/---

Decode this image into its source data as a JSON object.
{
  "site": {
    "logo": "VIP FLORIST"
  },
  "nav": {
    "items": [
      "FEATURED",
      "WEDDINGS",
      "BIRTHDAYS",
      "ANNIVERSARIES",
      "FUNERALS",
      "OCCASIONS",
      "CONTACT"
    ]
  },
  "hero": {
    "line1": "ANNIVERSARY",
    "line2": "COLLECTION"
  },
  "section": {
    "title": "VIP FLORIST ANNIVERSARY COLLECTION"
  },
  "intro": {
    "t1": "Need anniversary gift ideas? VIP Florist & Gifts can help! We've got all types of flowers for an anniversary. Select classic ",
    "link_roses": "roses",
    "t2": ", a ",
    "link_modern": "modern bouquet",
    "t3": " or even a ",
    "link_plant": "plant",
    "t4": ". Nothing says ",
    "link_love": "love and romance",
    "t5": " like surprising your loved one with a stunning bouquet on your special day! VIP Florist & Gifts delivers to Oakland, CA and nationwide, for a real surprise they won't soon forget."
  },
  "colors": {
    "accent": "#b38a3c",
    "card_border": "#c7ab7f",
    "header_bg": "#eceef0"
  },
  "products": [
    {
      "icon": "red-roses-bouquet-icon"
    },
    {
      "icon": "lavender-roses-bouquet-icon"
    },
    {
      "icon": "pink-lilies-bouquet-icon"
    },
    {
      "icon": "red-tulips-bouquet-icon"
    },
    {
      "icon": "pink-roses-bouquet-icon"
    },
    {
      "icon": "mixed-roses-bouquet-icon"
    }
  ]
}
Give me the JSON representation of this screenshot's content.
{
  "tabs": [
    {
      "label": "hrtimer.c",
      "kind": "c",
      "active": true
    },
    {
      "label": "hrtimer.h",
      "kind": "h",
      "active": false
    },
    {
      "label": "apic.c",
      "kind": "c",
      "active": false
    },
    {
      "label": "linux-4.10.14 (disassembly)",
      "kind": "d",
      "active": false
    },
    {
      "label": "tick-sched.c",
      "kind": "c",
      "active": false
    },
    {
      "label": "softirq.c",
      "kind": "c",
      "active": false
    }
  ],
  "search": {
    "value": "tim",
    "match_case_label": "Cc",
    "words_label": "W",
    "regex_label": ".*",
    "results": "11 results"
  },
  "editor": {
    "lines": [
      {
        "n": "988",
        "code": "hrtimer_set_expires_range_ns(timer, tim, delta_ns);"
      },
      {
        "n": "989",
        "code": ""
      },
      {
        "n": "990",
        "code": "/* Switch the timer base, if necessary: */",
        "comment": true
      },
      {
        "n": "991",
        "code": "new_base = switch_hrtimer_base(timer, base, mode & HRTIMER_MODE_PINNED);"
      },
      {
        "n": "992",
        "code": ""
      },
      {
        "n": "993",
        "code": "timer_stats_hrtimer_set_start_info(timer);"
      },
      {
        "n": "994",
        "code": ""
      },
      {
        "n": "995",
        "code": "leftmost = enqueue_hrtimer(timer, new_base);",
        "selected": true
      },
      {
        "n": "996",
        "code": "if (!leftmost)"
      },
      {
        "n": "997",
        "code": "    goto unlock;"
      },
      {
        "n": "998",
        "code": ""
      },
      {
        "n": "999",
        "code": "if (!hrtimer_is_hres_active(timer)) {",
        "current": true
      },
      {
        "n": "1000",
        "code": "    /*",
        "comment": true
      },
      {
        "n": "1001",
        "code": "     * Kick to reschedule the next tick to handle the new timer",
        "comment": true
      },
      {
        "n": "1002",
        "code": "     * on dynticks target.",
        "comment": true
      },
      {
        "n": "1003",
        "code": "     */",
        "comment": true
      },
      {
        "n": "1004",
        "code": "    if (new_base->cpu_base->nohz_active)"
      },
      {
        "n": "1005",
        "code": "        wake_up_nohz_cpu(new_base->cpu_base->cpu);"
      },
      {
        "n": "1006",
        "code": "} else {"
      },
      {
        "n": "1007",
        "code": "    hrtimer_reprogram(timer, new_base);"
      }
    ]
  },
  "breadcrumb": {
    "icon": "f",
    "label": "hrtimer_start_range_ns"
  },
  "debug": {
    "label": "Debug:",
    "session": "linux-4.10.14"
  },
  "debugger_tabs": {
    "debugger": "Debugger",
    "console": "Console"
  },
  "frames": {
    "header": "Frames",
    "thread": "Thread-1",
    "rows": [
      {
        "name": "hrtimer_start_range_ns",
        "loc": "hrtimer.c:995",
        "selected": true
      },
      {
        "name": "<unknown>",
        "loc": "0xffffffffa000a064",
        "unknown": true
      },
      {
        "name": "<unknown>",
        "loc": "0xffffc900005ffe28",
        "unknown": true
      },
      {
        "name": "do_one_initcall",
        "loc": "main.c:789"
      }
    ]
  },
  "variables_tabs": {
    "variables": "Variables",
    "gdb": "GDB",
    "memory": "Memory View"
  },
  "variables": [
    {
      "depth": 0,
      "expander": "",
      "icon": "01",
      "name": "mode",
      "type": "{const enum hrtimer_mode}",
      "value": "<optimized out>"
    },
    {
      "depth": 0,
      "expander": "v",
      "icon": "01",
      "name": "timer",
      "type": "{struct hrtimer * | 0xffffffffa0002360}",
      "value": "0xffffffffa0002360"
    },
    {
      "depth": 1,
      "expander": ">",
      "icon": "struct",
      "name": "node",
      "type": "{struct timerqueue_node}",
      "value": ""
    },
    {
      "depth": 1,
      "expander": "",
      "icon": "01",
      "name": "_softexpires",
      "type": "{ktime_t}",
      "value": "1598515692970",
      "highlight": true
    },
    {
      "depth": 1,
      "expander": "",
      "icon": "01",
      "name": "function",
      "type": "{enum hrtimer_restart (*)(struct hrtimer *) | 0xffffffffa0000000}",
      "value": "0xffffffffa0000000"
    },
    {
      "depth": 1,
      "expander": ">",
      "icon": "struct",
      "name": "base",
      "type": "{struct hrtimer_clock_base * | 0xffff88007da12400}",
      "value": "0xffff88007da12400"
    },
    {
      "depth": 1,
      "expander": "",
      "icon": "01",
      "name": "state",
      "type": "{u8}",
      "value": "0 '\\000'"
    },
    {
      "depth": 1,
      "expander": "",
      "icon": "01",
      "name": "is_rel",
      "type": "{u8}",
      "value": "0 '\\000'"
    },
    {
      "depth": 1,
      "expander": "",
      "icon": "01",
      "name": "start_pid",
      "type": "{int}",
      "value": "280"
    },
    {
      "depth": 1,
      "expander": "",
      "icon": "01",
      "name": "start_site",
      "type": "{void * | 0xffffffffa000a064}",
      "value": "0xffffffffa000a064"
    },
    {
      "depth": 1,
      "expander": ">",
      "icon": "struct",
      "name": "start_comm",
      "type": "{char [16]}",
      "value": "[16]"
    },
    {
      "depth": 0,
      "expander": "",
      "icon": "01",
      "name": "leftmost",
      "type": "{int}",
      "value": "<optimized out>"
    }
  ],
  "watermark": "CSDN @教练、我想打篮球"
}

\---

## Requirement
Extract each line from the listing above, please, and repeat it exactly.

## Exercise answer
Decode this image into its source data as a JSON object.
{
  "site": {
    "logo": "VIP FLORIST"
  },
  "nav": {
    "items": [
      "FEATURED",
      "WEDDINGS",
      "BIRTHDAYS",
      "ANNIVERSARIES",
      "FUNERALS",
      "OCCASIONS",
      "CONTACT"
    ]
  },
  "hero": {
    "line1": "ANNIVERSARY",
    "line2": "COLLECTION"
  },
  "section": {
    "title": "VIP FLORIST ANNIVERSARY COLLECTION"
  },
  "intro": {
    "t1": "Need anniversary gift ideas? VIP Florist & Gifts can help! We've got all types of flowers for an anniversary. Select classic ",
    "link_roses": "roses",
    "t2": ", a ",
    "link_modern": "modern bouquet",
    "t3": " or even a ",
    "link_plant": "plant",
    "t4": ". Nothing says ",
    "link_love": "love and romance",
    "t5": " like surprising your loved one with a stunning bouquet on your special day! VIP Florist & Gifts delivers to Oakland, CA and nationwide, for a real surprise they won't soon forget."
  },
  "colors": {
    "accent": "#b38a3c",
    "card_border": "#c7ab7f",
    "header_bg": "#eceef0"
  },
  "products": [
    {
      "icon": "red-roses-bouquet-icon"
    },
    {
      "icon": "lavender-roses-bouquet-icon"
    },
    {
      "icon": "pink-lilies-bouquet-icon"
    },
    {
      "icon": "red-tulips-bouquet-icon"
    },
    {
      "icon": "pink-roses-bouquet-icon"
    },
    {
      "icon": "mixed-roses-bouquet-icon"
    }
  ]
}
Give me the JSON representation of this screenshot's content.
{
  "tabs": [
    {
      "label": "hrtimer.c",
      "kind": "c",
      "active": true
    },
    {
      "label": "hrtimer.h",
      "kind": "h",
      "active": false
    },
    {
      "label": "apic.c",
      "kind": "c",
      "active": false
    },
    {
      "label": "linux-4.10.14 (disassembly)",
      "kind": "d",
      "active": false
    },
    {
      "label": "tick-sched.c",
      "kind": "c",
      "active": false
    },
    {
      "label": "softirq.c",
      "kind": "c",
      "active": false
    }
  ],
  "search": {
    "value": "tim",
    "match_case_label": "Cc",
    "words_label": "W",
    "regex_label": ".*",
    "results": "11 results"
  },
  "editor": {
    "lines": [
      {
        "n": "988",
        "code": "hrtimer_set_expires_range_ns(timer, tim, delta_ns);"
      },
      {
        "n": "989",
        "code": ""
      },
      {
        "n": "990",
        "code": "/* Switch the timer base, if necessary: */",
        "comment": true
      },
      {
        "n": "991",
        "code": "new_base = switch_hrtimer_base(timer, base, mode & HRTIMER_MODE_PINNED);"
      },
      {
        "n": "992",
        "code": ""
      },
      {
        "n": "993",
        "code": "timer_stats_hrtimer_set_start_info(timer);"
      },
      {
        "n": "994",
        "code": ""
      },
      {
        "n": "995",
        "code": "leftmost = enqueue_hrtimer(timer, new_base);",
        "selected": true
      },
      {
        "n": "996",
        "code": "if (!leftmost)"
      },
      {
        "n": "997",
        "code": "    goto unlock;"
      },
      {
        "n": "998",
        "code": ""
      },
      {
        "n": "999",
        "code": "if (!hrtimer_is_hres_active(timer)) {",
        "current": true
      },
      {
        "n": "1000",
        "code": "    /*",
        "comment": true
      },
      {
        "n": "1001",
        "code": "     * Kick to reschedule the next tick to handle the new timer",
        "comment": true
      },
      {
        "n": "1002",
        "code": "     * on dynticks target.",
        "comment": true
      },
      {
        "n": "1003",
        "code": "     */",
        "comment": true
      },
      {
        "n": "1004",
        "code": "    if (new_base->cpu_base->nohz_active)"
      },
      {
        "n": "1005",
        "code": "        wake_up_nohz_cpu(new_base->cpu_base->cpu);"
      },
      {
        "n": "1006",
        "code": "} else {"
      },
      {
        "n": "1007",
        "code": "    hrtimer_reprogram(timer, new_base);"
      }
    ]
  },
  "breadcrumb": {
    "icon": "f",
    "label": "hrtimer_start_range_ns"
  },
  "debug": {
    "label": "Debug:",
    "session": "linux-4.10.14"
  },
  "debugger_tabs": {
    "debugger": "Debugger",
    "console": "Console"
  },
  "frames": {
    "header": "Frames",
    "thread": "Thread-1",
    "rows": [
      {
        "name": "hrtimer_start_range_ns",
        "loc": "hrtimer.c:995",
        "selected": true
      },
      {
        "name": "<unknown>",
        "loc": "0xffffffffa000a064",
        "unknown": true
      },
      {
        "name": "<unknown>",
        "loc": "0xffffc900005ffe28",
        "unknown": true
      },
      {
        "name": "do_one_initcall",
        "loc": "main.c:789"
      }
    ]
  },
  "variables_tabs": {
    "variables": "Variables",
    "gdb": "GDB",
    "memory": "Memory View"
  },
  "variables": [
    {
      "depth": 0,
      "expander": "",
      "icon": "01",
      "name": "mode",
      "type": "{const enum hrtimer_mode}",
      "value": "<optimized out>"
    },
    {
      "depth": 0,
      "expander": "v",
      "icon": "01",
      "name": "timer",
      "type": "{struct hrtimer * | 0xffffffffa0002360}",
      "value": "0xffffffffa0002360"
    },
    {
      "depth": 1,
      "expander": ">",
      "icon": "struct",
      "name": "node",
      "type": "{struct timerqueue_node}",
      "value": ""
    },
    {
      "depth": 1,
      "expander": "",
      "icon": "01",
      "name": "_softexpires",
      "type": "{ktime_t}",
      "value": "1598515692970",
      "highlight": true
    },
    {
      "depth": 1,
      "expander": "",
      "icon": "01",
      "name": "function",
      "type": "{enum hrtimer_restart (*)(struct hrtimer *) | 0xffffffffa0000000}",
      "value": "0xffffffffa0000000"
    },
    {
      "depth": 1,
      "expander": ">",
      "icon": "struct",
      "name": "base",
      "type": "{struct hrtimer_clock_base * | 0xffff88007da12400}",
      "value": "0xffff88007da12400"
    },
    {
      "depth": 1,
      "expander": "",
      "icon": "01",
      "name": "state",
      "type": "{u8}",
      "value": "0 '\\000'"
    },
    {
      "depth": 1,
      "expander": "",
      "icon": "01",
      "name": "is_rel",
      "type": "{u8}",
      "value": "0 '\\000'"
    },
    {
      "depth": 1,
      "expander": "",
      "icon": "01",
      "name": "start_pid",
      "type": "{int}",
      "value": "280"
    },
    {
      "depth": 1,
      "expander": "",
      "icon": "01",
      "name": "start_site",
      "type": "{void * | 0xffffffffa000a064}",
      "value": "0xffffffffa000a064"
    },
    {
      "depth": 1,
      "expander": ">",
      "icon": "struct",
      "name": "start_comm",
      "type": "{char [16]}",
      "value": "[16]"
    },
    {
      "depth": 0,
      "expander": "",
      "icon": "01",
      "name": "leftmost",
      "type": "{int}",
      "value": "<optimized out>"
    }
  ],
  "watermark": "CSDN @教练、我想打篮球"
}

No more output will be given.